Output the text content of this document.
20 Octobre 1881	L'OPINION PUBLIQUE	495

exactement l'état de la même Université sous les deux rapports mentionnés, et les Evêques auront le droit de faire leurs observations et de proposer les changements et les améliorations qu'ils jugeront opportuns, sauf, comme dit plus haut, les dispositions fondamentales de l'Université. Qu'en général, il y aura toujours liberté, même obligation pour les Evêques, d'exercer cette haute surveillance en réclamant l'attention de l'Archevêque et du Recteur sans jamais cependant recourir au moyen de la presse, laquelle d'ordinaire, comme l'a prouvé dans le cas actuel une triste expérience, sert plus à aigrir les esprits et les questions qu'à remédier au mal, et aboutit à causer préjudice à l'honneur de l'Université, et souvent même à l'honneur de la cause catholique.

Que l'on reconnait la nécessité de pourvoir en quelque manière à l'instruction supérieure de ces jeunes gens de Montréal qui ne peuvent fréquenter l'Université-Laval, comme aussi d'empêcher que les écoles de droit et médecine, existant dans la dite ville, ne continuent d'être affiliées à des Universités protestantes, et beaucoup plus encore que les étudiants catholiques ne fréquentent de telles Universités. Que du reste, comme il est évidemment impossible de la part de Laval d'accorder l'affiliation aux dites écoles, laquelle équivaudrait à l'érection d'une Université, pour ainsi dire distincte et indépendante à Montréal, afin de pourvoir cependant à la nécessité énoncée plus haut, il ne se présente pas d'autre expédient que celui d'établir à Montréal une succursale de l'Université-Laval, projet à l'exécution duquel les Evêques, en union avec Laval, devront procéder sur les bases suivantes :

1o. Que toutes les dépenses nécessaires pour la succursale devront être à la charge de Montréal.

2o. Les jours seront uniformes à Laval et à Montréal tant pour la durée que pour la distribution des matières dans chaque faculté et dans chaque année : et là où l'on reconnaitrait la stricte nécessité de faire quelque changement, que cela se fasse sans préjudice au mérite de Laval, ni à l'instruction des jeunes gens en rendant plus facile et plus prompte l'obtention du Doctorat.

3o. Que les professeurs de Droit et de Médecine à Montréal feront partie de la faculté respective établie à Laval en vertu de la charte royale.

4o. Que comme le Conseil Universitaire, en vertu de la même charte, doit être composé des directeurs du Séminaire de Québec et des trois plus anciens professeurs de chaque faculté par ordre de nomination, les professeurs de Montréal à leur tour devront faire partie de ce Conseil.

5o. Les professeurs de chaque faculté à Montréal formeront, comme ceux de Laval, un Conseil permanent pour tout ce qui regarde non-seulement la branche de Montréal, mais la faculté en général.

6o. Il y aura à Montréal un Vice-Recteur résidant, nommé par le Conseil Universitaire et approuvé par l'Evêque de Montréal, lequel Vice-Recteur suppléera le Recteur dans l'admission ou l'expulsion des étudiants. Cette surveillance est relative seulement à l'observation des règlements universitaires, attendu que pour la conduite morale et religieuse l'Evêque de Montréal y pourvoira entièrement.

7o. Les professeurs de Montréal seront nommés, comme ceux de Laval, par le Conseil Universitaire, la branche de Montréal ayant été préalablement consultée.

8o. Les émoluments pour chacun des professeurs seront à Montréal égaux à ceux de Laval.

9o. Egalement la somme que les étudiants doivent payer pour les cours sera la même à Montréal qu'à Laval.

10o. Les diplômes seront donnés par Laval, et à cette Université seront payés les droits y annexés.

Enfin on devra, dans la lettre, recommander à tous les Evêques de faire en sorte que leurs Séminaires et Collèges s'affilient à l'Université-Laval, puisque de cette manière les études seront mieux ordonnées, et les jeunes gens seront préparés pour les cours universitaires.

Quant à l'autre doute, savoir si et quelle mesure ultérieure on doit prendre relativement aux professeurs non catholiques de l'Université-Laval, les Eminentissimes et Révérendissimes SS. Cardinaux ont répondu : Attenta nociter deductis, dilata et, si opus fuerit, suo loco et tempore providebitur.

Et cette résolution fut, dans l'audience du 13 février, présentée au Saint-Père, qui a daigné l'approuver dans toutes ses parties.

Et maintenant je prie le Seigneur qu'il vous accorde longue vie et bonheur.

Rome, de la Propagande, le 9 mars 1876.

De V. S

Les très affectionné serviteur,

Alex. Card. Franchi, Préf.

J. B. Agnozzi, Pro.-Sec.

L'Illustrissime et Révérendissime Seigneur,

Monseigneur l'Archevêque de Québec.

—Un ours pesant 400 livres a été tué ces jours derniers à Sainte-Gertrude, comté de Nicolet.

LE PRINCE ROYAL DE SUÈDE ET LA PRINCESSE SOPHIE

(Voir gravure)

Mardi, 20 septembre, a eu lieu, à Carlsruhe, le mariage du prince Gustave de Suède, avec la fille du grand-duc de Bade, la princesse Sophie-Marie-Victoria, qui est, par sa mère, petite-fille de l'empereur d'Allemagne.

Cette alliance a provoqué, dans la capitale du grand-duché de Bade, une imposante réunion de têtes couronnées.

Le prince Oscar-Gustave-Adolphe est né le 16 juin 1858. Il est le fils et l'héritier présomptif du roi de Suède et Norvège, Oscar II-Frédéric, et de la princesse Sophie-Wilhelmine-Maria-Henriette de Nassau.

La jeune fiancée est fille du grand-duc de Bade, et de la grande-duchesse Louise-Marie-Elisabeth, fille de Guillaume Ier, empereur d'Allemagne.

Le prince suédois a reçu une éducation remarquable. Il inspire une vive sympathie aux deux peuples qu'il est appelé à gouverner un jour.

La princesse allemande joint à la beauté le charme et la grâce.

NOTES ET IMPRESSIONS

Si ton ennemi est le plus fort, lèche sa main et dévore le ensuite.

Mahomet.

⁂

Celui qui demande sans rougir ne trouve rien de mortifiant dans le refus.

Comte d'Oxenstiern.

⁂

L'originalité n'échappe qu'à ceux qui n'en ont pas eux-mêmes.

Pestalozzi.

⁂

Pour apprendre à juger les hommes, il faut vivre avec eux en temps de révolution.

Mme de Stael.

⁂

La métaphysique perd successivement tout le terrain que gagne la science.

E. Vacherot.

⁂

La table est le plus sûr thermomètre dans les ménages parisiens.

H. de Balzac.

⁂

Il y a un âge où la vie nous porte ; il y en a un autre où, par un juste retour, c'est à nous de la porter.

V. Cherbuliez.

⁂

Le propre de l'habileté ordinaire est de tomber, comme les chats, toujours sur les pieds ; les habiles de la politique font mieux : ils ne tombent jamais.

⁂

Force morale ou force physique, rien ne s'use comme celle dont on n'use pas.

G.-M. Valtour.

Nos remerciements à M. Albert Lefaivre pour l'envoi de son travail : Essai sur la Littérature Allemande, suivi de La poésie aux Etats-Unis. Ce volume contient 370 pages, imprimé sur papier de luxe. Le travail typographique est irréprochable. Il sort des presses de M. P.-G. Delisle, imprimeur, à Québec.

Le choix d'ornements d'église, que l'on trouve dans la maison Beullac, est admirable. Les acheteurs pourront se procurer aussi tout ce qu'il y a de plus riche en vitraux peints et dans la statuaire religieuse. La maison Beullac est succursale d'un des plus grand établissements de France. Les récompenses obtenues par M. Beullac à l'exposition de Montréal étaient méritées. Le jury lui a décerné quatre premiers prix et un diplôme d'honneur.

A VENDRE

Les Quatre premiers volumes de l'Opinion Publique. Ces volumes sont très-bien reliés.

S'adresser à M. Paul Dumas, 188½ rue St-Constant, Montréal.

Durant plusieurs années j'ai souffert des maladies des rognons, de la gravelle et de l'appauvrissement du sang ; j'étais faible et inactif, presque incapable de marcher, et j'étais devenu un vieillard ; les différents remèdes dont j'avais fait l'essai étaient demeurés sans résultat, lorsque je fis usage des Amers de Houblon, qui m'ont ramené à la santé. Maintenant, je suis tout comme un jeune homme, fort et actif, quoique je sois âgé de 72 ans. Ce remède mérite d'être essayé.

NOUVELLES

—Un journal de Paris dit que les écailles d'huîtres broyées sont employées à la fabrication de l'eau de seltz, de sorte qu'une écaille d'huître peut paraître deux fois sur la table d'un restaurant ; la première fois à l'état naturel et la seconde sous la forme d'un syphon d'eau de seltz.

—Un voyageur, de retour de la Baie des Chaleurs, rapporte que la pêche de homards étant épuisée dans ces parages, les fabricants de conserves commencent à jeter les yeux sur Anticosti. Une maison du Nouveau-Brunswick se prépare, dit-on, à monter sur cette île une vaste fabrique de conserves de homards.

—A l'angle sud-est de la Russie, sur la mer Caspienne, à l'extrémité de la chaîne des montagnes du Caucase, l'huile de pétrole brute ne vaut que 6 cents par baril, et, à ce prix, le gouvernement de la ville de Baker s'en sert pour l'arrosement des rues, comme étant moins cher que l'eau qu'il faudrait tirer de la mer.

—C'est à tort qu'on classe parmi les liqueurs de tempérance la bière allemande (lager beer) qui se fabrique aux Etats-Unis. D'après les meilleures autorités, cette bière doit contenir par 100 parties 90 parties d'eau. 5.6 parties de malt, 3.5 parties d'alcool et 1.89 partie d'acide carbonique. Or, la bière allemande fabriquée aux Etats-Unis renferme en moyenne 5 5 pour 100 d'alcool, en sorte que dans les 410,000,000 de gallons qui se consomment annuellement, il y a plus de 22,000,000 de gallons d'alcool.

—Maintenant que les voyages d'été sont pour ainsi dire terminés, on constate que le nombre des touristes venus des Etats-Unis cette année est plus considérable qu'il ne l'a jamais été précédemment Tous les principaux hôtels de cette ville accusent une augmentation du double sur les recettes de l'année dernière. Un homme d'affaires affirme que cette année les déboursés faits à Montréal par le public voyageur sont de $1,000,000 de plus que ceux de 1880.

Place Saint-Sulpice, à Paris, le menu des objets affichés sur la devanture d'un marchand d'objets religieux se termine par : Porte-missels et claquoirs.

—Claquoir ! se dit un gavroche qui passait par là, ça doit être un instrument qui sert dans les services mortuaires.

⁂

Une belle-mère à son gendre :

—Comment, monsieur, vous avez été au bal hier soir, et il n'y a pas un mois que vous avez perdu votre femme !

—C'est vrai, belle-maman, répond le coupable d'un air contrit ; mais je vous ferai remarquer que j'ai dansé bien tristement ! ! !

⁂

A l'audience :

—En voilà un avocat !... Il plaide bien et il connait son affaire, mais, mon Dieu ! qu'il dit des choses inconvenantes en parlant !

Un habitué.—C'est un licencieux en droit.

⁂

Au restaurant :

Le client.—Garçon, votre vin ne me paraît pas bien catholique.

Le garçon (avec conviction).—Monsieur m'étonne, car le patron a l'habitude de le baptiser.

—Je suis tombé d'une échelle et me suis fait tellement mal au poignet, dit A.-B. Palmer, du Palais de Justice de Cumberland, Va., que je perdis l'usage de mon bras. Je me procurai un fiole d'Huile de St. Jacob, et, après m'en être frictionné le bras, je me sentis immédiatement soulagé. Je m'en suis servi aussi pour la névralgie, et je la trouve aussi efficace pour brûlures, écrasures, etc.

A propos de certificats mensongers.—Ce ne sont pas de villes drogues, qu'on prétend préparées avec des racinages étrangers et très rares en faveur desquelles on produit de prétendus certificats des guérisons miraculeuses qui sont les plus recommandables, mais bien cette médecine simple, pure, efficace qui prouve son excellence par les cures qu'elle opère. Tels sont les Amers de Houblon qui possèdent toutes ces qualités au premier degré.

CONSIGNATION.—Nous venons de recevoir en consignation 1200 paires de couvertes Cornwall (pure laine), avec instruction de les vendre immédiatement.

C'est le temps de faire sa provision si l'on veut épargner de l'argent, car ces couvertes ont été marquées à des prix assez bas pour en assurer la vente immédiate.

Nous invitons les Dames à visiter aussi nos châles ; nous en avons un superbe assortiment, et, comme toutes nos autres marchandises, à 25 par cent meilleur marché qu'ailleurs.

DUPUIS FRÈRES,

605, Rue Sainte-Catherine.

PROBLEM: Pull out all lines of the data with the string "trouve".

SOLUTION TO THIS PROBLEM:
Celui qui demande sans rougir ne trouve rien de mortifiant dans le refus.
Le choix d'ornements d'église, que l'on trouve dans la maison Beullac, est admirable. Les acheteurs pourront se procurer aussi tout ce qu'il y a de plus riche en vitraux peints et dans la statuaire religieuse. La maison Beullac est succursale d'un des plus grand établissements de France. Les récompenses obtenues par M. Beullac à l'exposition de Montréal étaient méritées. Le jury lui a décerné quatre premiers prix et un diplôme d'honneur.
—Je suis tombé d'une échelle et me suis fait tellement mal au poignet, dit A.-B. Palmer, du Palais de Justice de Cumberland, Va., que je perdis l'usage de mon bras. Je me procurai un fiole d'Huile de St. Jacob, et, après m'en être frictionné le bras, je me sentis immédiatement soulagé. Je m'en suis servi aussi pour la névralgie, et je la trouve aussi efficace pour brûlures, écrasures, etc.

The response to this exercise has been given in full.